[Data records]
________________________________________
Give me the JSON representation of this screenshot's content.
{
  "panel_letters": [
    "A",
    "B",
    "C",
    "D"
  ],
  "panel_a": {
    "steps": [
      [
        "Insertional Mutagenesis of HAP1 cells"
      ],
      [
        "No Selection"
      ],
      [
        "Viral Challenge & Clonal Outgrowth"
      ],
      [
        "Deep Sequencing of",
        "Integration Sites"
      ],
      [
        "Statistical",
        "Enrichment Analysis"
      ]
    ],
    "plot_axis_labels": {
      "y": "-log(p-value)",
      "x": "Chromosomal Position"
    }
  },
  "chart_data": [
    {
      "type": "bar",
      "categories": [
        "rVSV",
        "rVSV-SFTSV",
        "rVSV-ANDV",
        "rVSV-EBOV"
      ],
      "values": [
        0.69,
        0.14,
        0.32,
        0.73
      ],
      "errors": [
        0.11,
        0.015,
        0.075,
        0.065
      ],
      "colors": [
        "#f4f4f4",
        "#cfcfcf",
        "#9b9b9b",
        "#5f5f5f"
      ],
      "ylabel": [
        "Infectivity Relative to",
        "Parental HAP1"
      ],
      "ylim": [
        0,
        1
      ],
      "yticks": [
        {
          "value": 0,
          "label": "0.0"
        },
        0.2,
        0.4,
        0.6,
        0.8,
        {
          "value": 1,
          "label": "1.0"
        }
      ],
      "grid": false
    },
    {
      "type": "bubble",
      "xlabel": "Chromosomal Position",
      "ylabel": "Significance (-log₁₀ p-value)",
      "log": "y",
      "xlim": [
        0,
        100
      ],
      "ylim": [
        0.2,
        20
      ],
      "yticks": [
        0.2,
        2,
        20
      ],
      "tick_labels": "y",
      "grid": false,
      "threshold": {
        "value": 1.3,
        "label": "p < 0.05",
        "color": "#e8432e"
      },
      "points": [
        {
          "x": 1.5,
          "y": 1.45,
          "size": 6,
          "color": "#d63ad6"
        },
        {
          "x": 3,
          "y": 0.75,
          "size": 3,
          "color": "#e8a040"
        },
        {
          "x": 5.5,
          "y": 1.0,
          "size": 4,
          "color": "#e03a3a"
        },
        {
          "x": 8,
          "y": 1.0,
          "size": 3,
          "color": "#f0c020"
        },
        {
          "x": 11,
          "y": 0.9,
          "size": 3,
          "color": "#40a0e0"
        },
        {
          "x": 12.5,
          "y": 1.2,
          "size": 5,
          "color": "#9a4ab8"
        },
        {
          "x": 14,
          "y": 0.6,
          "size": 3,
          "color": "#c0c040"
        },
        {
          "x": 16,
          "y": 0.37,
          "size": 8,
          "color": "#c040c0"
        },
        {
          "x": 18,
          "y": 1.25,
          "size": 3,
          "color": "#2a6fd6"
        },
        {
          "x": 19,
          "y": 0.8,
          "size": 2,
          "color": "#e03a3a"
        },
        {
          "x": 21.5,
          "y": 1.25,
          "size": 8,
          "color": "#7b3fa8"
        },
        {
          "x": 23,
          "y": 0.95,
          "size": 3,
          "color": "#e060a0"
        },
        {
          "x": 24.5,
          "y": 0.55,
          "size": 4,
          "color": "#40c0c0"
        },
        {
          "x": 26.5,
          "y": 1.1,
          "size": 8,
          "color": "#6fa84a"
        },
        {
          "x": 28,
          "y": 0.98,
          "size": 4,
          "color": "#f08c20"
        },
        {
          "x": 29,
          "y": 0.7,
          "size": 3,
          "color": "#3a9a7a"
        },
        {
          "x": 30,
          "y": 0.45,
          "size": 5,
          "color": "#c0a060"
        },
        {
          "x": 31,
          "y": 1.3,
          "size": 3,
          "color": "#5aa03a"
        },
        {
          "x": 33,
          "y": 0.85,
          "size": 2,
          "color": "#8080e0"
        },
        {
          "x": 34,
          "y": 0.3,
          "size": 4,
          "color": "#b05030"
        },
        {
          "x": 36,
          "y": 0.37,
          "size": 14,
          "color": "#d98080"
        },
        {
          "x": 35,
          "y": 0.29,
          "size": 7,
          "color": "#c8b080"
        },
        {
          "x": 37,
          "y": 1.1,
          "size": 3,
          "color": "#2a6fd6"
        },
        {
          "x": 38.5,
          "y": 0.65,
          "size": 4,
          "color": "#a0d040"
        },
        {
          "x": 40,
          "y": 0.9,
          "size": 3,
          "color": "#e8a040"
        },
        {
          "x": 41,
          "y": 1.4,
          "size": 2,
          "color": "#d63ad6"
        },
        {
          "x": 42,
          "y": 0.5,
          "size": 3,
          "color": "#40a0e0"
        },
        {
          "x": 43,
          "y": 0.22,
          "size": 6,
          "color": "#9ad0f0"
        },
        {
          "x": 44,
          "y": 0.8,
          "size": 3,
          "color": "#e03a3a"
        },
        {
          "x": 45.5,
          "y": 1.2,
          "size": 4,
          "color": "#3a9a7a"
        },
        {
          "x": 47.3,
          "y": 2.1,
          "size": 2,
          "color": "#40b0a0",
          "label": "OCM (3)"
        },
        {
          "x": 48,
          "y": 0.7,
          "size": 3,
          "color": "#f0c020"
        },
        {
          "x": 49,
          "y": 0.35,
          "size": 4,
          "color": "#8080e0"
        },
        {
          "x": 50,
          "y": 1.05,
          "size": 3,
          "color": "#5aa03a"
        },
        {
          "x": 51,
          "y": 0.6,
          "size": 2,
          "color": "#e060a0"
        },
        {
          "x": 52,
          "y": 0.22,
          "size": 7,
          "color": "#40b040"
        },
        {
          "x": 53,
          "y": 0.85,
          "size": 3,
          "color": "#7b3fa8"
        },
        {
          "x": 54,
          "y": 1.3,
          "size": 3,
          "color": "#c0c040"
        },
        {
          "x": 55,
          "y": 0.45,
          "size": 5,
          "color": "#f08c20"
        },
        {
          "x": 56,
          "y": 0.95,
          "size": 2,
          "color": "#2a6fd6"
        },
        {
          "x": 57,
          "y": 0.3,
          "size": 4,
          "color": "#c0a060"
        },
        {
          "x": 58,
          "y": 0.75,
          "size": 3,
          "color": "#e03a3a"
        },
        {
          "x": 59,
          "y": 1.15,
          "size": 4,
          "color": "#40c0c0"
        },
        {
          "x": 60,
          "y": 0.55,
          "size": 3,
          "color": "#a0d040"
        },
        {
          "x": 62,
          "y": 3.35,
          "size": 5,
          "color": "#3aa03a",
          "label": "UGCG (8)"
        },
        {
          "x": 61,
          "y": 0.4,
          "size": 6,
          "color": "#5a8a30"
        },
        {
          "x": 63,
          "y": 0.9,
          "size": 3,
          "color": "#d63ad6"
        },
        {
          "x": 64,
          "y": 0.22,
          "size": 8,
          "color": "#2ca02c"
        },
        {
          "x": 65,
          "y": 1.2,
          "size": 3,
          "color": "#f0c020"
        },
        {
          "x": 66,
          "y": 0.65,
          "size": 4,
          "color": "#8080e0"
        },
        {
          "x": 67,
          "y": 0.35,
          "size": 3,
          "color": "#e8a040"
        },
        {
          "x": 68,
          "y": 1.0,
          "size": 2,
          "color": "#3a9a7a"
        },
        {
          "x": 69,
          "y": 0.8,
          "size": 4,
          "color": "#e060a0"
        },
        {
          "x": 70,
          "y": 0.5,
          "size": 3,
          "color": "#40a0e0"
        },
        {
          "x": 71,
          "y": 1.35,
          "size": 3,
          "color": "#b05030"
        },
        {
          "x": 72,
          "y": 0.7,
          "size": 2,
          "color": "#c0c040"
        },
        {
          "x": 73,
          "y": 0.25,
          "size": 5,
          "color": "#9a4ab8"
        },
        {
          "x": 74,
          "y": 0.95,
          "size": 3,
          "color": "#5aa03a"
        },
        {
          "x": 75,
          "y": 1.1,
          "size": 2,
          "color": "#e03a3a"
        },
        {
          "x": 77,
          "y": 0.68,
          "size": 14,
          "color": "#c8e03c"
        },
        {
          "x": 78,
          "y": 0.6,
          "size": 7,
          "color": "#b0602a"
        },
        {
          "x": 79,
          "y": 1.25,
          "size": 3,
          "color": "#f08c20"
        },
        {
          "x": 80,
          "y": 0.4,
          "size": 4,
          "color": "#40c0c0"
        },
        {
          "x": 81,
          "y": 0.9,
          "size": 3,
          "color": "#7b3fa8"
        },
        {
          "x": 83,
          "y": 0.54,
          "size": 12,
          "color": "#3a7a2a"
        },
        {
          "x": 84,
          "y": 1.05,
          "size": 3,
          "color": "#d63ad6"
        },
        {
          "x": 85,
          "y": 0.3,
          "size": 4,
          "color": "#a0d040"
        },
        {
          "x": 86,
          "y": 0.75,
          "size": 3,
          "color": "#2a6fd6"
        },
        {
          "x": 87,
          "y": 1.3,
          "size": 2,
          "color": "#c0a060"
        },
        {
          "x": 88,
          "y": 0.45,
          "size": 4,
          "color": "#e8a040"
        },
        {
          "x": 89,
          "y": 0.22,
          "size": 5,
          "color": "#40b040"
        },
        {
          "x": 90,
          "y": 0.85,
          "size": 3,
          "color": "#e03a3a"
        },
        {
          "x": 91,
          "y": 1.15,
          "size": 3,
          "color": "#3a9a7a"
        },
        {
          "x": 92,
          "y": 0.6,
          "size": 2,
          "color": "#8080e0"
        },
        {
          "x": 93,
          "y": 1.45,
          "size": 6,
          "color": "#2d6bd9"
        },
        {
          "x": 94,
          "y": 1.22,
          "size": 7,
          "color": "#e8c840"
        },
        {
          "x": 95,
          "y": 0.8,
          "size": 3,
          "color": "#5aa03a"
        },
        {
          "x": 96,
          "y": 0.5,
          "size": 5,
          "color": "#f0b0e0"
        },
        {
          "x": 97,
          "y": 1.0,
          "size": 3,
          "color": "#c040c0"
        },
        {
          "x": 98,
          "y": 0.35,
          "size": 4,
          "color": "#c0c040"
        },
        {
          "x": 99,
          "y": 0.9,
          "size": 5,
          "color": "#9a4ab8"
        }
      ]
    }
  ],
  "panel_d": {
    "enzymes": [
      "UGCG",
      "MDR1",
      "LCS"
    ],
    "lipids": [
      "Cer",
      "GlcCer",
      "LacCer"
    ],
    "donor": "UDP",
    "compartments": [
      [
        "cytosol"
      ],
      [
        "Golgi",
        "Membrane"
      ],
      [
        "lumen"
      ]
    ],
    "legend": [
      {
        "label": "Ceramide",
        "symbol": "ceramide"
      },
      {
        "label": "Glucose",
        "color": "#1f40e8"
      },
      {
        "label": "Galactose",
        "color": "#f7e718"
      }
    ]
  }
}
________________________________________
▶ _Task prompt_
Among the lines above, return those that contain the string "Chromosomal".

▶ _The completed task_
      "x": "Chromosomal Position"
      "xlabel": "Chromosomal Position",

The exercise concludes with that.